» **Written exercise**: Copy each line below exactly and leave the pictures out.
** Start Information provided **
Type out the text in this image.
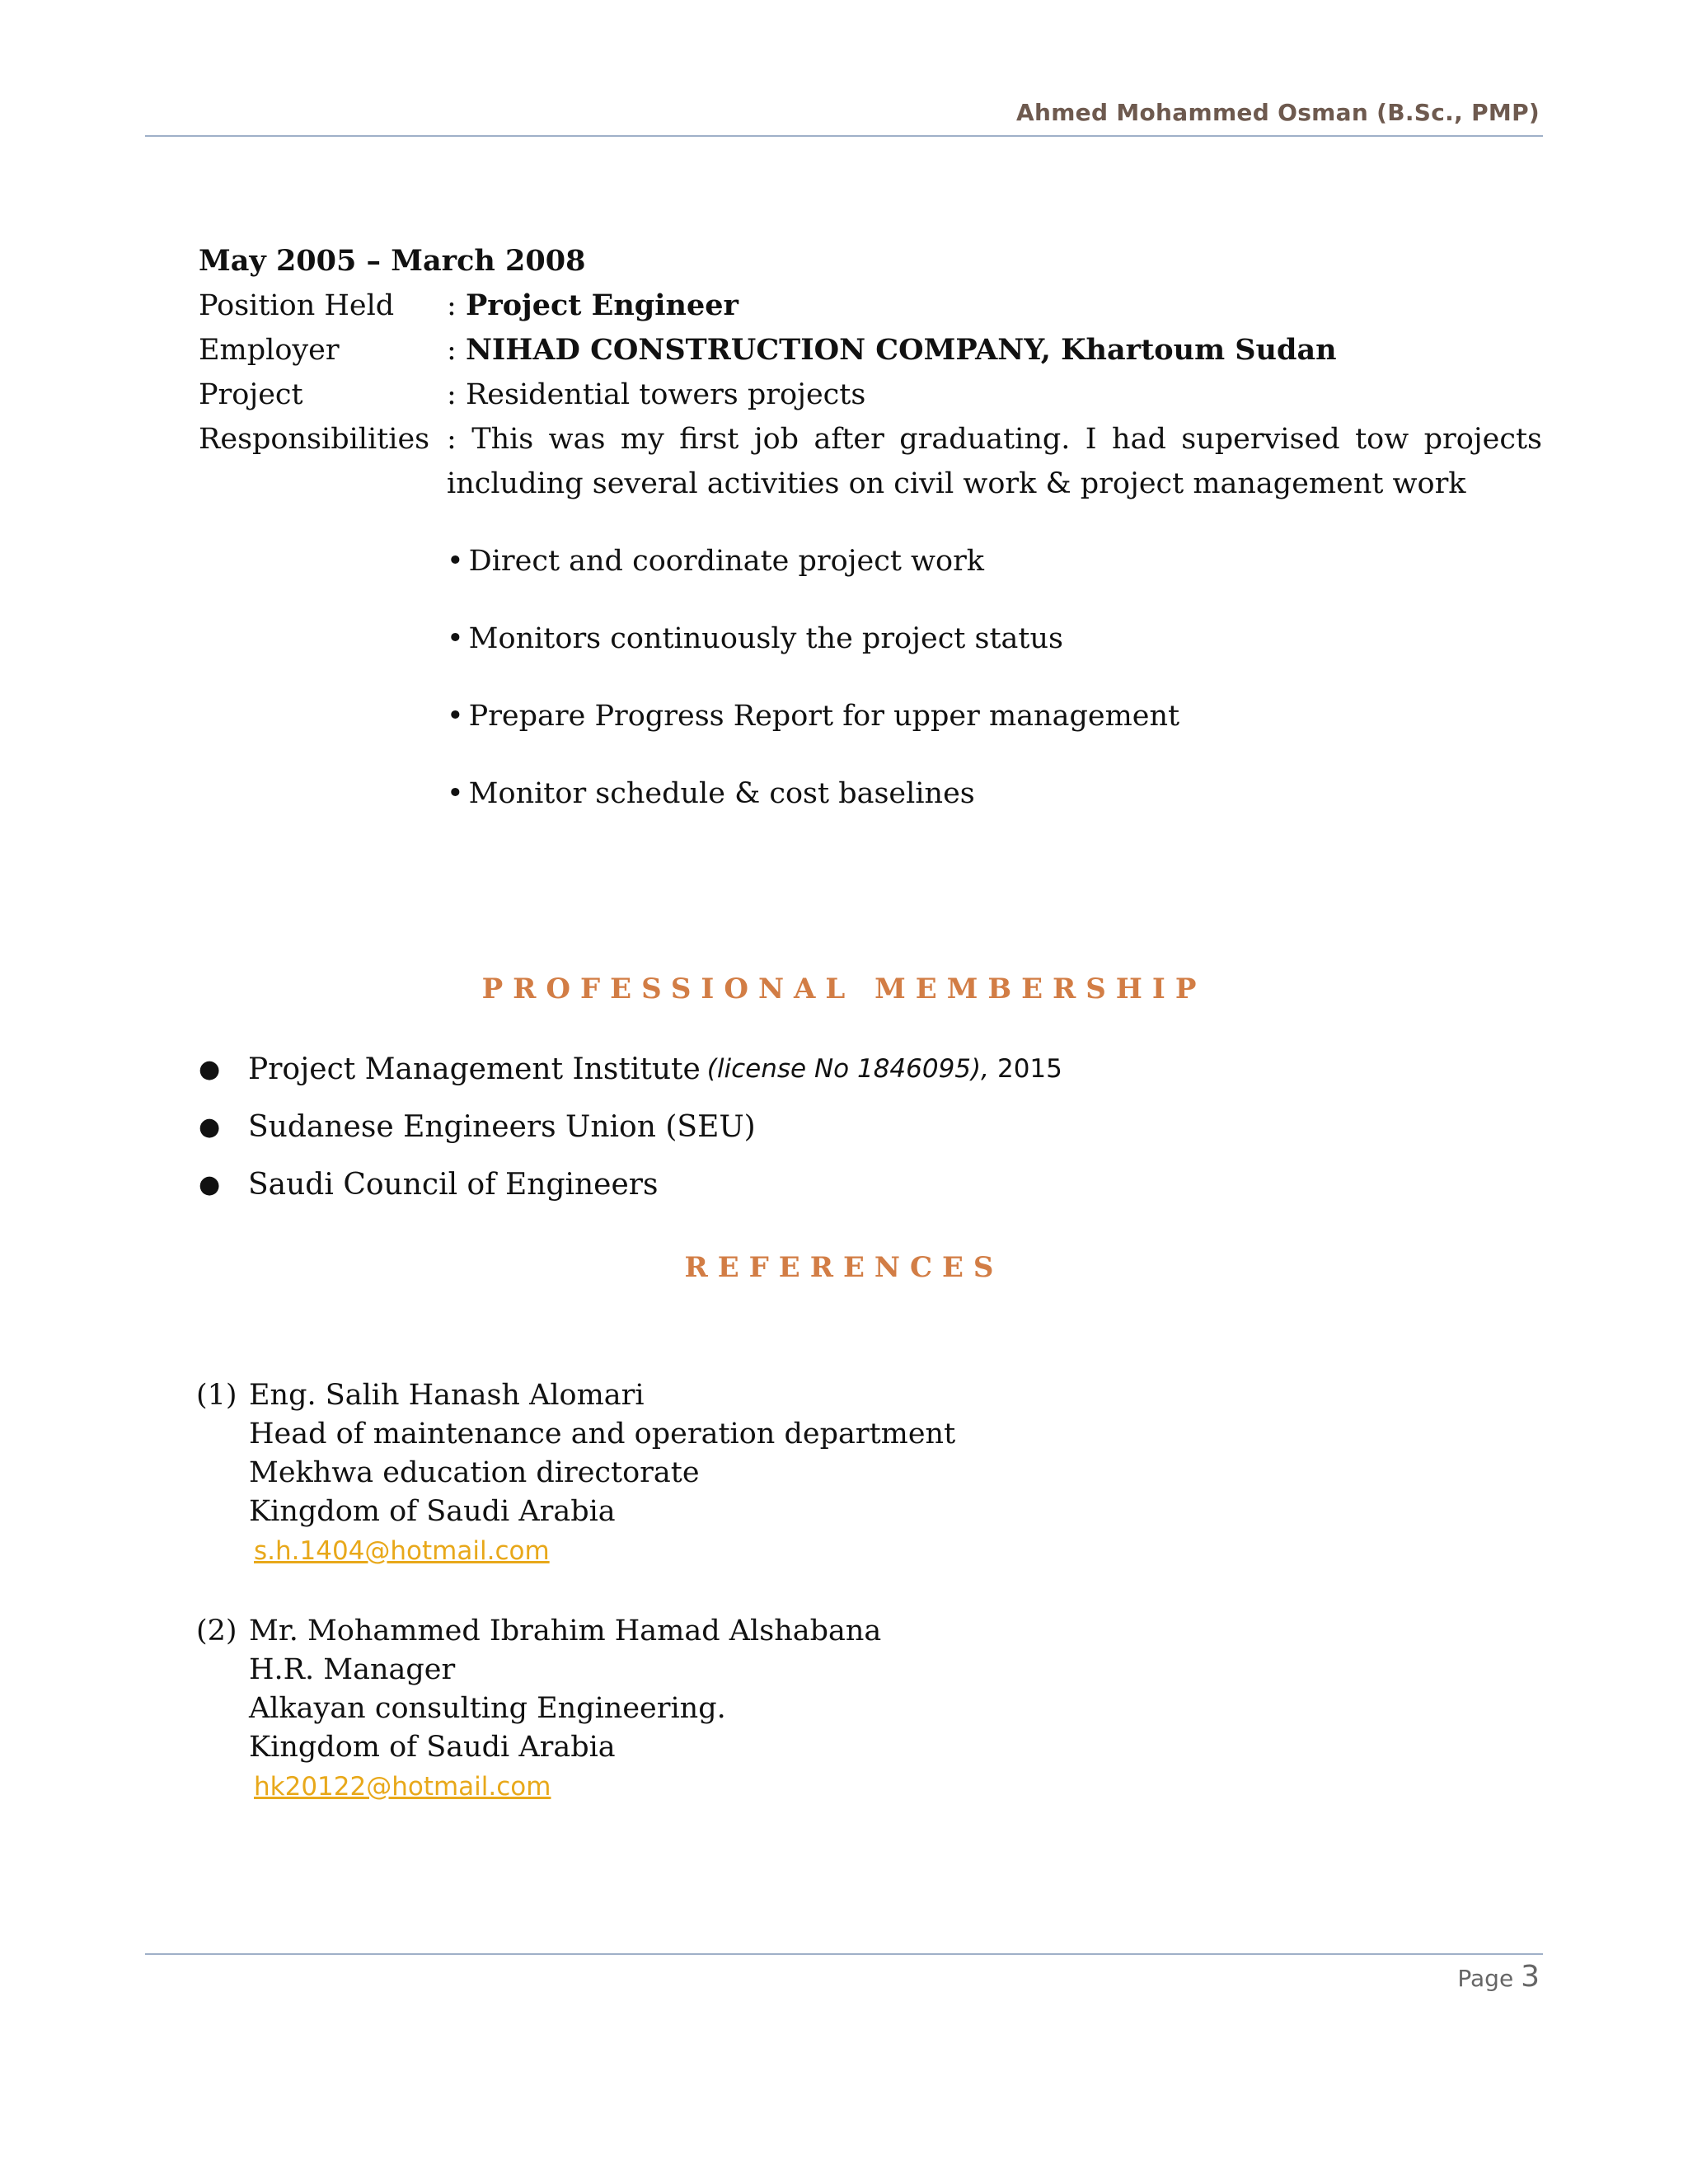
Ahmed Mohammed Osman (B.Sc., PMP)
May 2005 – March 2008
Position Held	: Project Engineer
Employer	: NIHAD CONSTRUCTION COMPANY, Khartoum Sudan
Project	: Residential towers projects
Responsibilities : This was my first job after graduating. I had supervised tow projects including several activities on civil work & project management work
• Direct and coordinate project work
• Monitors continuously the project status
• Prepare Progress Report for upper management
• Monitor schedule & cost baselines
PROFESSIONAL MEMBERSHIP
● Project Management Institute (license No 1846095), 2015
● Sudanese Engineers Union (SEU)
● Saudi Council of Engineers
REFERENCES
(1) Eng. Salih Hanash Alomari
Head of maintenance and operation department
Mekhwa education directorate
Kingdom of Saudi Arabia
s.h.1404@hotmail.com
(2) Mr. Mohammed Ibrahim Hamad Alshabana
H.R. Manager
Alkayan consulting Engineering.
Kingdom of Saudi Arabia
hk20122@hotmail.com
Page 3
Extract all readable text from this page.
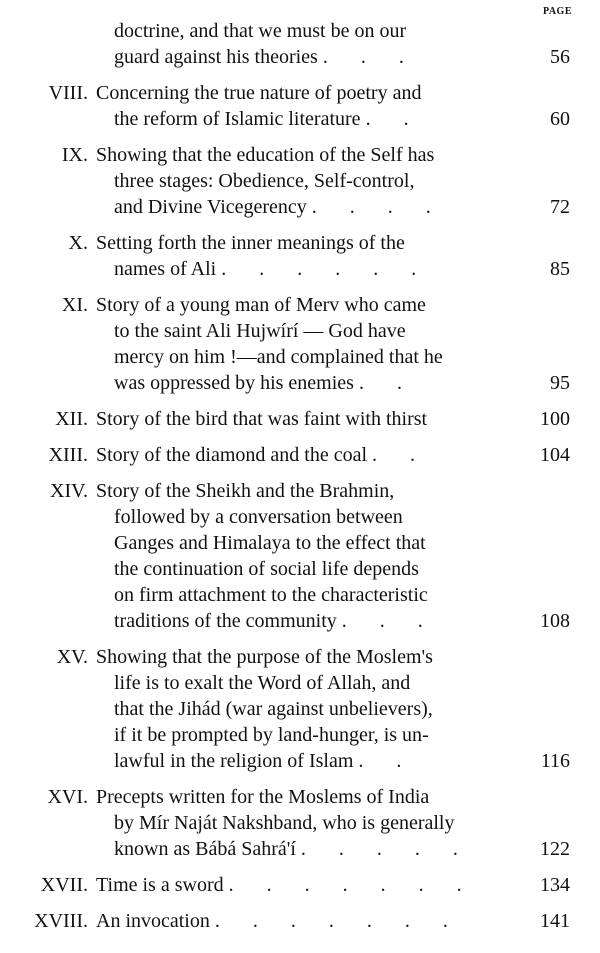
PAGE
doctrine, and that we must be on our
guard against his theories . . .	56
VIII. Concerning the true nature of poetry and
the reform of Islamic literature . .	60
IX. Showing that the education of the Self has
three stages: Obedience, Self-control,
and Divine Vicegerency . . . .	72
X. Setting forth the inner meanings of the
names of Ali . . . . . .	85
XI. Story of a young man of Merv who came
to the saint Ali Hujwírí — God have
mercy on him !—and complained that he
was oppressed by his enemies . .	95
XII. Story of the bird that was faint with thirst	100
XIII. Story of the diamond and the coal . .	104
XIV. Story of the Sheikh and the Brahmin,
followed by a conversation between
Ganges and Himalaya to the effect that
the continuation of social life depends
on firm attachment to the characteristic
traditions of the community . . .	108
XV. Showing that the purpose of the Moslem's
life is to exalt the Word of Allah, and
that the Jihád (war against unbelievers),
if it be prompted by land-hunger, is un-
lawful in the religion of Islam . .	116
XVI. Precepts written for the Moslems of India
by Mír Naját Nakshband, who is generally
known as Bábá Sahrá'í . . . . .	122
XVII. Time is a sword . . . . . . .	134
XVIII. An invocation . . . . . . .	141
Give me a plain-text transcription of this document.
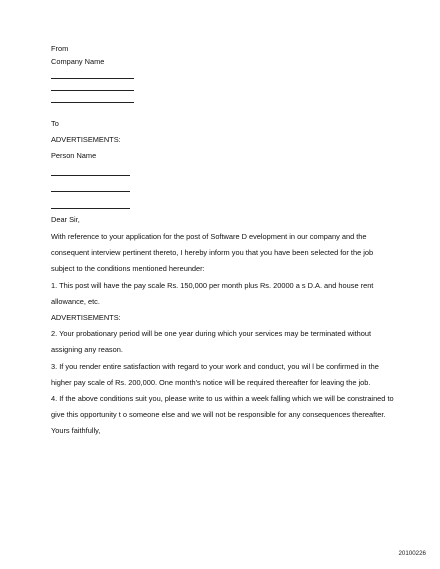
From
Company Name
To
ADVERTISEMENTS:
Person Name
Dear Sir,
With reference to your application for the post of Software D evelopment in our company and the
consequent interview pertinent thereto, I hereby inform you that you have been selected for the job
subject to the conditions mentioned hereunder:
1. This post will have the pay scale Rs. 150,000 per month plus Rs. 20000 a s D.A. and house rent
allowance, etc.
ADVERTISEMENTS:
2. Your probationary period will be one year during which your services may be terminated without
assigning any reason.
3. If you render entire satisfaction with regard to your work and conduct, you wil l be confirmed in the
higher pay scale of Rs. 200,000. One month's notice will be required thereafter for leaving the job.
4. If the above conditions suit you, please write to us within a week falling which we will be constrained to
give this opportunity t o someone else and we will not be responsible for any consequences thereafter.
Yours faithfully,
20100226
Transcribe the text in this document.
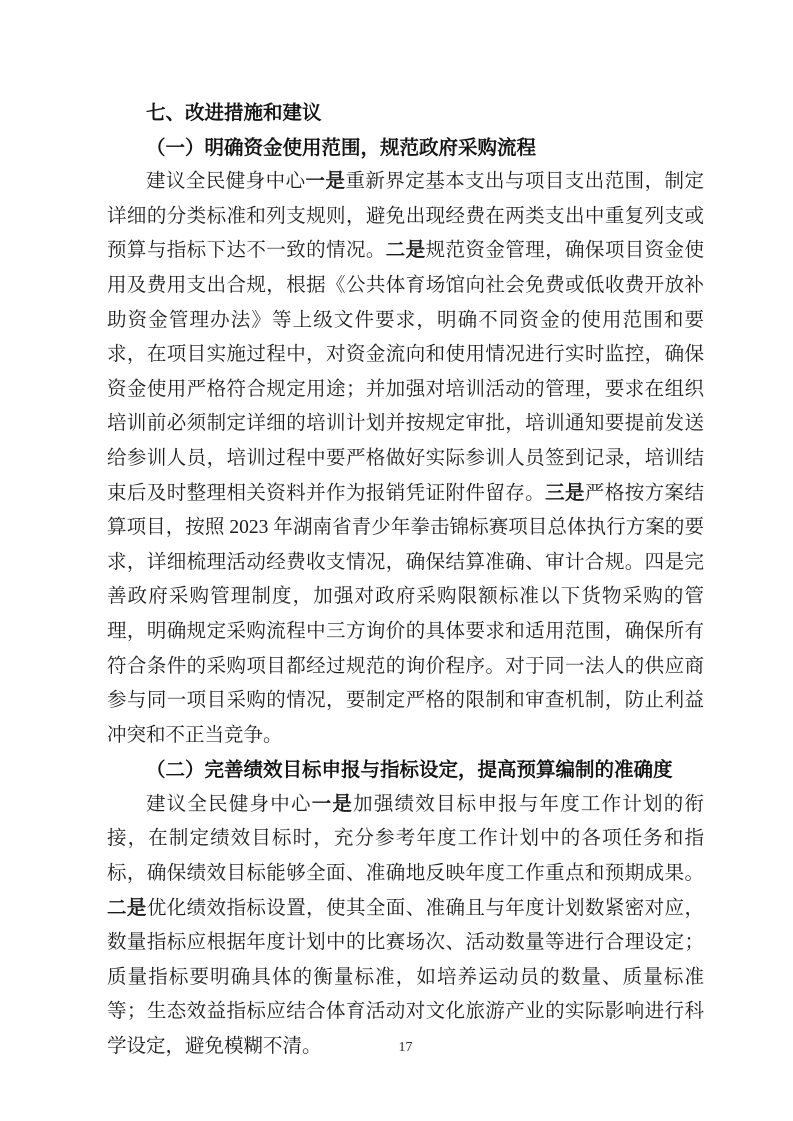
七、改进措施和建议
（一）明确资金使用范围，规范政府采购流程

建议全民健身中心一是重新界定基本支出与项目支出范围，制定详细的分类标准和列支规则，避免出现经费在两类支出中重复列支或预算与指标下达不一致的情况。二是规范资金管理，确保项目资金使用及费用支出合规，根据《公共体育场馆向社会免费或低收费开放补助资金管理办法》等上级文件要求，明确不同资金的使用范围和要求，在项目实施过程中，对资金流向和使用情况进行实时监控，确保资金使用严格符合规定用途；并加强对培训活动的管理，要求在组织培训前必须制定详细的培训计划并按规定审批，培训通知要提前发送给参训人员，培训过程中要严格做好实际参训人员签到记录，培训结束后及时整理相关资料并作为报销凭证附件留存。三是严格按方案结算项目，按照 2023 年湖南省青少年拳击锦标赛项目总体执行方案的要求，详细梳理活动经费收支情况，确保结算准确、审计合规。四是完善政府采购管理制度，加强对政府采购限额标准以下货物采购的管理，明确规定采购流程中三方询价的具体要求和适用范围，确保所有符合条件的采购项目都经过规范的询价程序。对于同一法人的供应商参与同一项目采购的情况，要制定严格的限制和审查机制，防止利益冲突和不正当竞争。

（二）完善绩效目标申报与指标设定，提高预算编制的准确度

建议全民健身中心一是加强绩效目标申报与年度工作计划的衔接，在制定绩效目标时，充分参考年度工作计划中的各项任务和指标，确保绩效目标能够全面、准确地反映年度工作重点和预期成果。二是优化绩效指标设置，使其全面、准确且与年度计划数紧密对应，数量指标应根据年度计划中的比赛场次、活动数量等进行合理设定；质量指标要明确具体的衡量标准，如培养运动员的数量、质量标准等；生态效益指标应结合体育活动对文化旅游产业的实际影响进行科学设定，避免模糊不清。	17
** End Information provided **
» **Problem solution**:
Type out the text in this image.
Ahmed Mohammed Osman (B.Sc., PMP)
May 2005 – March 2008
Position Held	: Project Engineer
Employer	: NIHAD CONSTRUCTION COMPANY, Khartoum Sudan
Project	: Residential towers projects
Responsibilities : This was my first job after graduating. I had supervised tow projects including several activities on civil work & project management work
• Direct and coordinate project work
• Monitors continuously the project status
• Prepare Progress Report for upper management
• Monitor schedule & cost baselines
PROFESSIONAL MEMBERSHIP
● Project Management Institute (license No 1846095), 2015
● Sudanese Engineers Union (SEU)
● Saudi Council of Engineers
REFERENCES
(1) Eng. Salih Hanash Alomari
Head of maintenance and operation department
Mekhwa education directorate
Kingdom of Saudi Arabia
s.h.1404@hotmail.com
(2) Mr. Mohammed Ibrahim Hamad Alshabana
H.R. Manager
Alkayan consulting Engineering.
Kingdom of Saudi Arabia
hk20122@hotmail.com
Page 3
Extract all readable text from this page.
PAGE
doctrine, and that we must be on our
guard against his theories . . .	56
VIII. Concerning the true nature of poetry and
the reform of Islamic literature . .	60
IX. Showing that the education of the Self has
three stages: Obedience, Self-control,
and Divine Vicegerency . . . .	72
X. Setting forth the inner meanings of the
names of Ali . . . . . .	85
XI. Story of a young man of Merv who came
to the saint Ali Hujwírí — God have
mercy on him !—and complained that he
was oppressed by his enemies . .	95
XII. Story of the bird that was faint with thirst	100
XIII. Story of the diamond and the coal . .	104
XIV. Story of the Sheikh and the Brahmin,
followed by a conversation between
Ganges and Himalaya to the effect that
the continuation of social life depends
on firm attachment to the characteristic
traditions of the community . . .	108
XV. Showing that the purpose of the Moslem's
life is to exalt the Word of Allah, and
that the Jihád (war against unbelievers),
if it be prompted by land-hunger, is un-
lawful in the religion of Islam . .	116
XVI. Precepts written for the Moslems of India
by Mír Naját Nakshband, who is generally
known as Bábá Sahrá'í . . . . .	122
XVII. Time is a sword . . . . . . .	134
XVIII. An invocation . . . . . . .	141
Give me a plain-text transcription of this document.
From
Company Name
To
ADVERTISEMENTS:
Person Name
Dear Sir,
With reference to your application for the post of Software D evelopment in our company and the
consequent interview pertinent thereto, I hereby inform you that you have been selected for the job
subject to the conditions mentioned hereunder:
1. This post will have the pay scale Rs. 150,000 per month plus Rs. 20000 a s D.A. and house rent
allowance, etc.
ADVERTISEMENTS:
2. Your probationary period will be one year during which your services may be terminated without
assigning any reason.
3. If you render entire satisfaction with regard to your work and conduct, you wil l be confirmed in the
higher pay scale of Rs. 200,000. One month's notice will be required thereafter for leaving the job.
4. If the above conditions suit you, please write to us within a week falling which we will be constrained to
give this opportunity t o someone else and we will not be responsible for any consequences thereafter.
Yours faithfully,
20100226
Transcribe the text in this document.
七、改进措施和建议
（一）明确资金使用范围，规范政府采购流程

建议全民健身中心一是重新界定基本支出与项目支出范围，制定详细的分类标准和列支规则，避免出现经费在两类支出中重复列支或预算与指标下达不一致的情况。二是规范资金管理，确保项目资金使用及费用支出合规，根据《公共体育场馆向社会免费或低收费开放补助资金管理办法》等上级文件要求，明确不同资金的使用范围和要求，在项目实施过程中，对资金流向和使用情况进行实时监控，确保资金使用严格符合规定用途；并加强对培训活动的管理，要求在组织培训前必须制定详细的培训计划并按规定审批，培训通知要提前发送给参训人员，培训过程中要严格做好实际参训人员签到记录，培训结束后及时整理相关资料并作为报销凭证附件留存。三是严格按方案结算项目，按照 2023 年湖南省青少年拳击锦标赛项目总体执行方案的要求，详细梳理活动经费收支情况，确保结算准确、审计合规。四是完善政府采购管理制度，加强对政府采购限额标准以下货物采购的管理，明确规定采购流程中三方询价的具体要求和适用范围，确保所有符合条件的采购项目都经过规范的询价程序。对于同一法人的供应商参与同一项目采购的情况，要制定严格的限制和审查机制，防止利益冲突和不正当竞争。

（二）完善绩效目标申报与指标设定，提高预算编制的准确度

建议全民健身中心一是加强绩效目标申报与年度工作计划的衔接，在制定绩效目标时，充分参考年度工作计划中的各项任务和指标，确保绩效目标能够全面、准确地反映年度工作重点和预期成果。二是优化绩效指标设置，使其全面、准确且与年度计划数紧密对应，数量指标应根据年度计划中的比赛场次、活动数量等进行合理设定；质量指标要明确具体的衡量标准，如培养运动员的数量、质量标准等；生态效益指标应结合体育活动对文化旅游产业的实际影响进行科学设定，避免模糊不清。	17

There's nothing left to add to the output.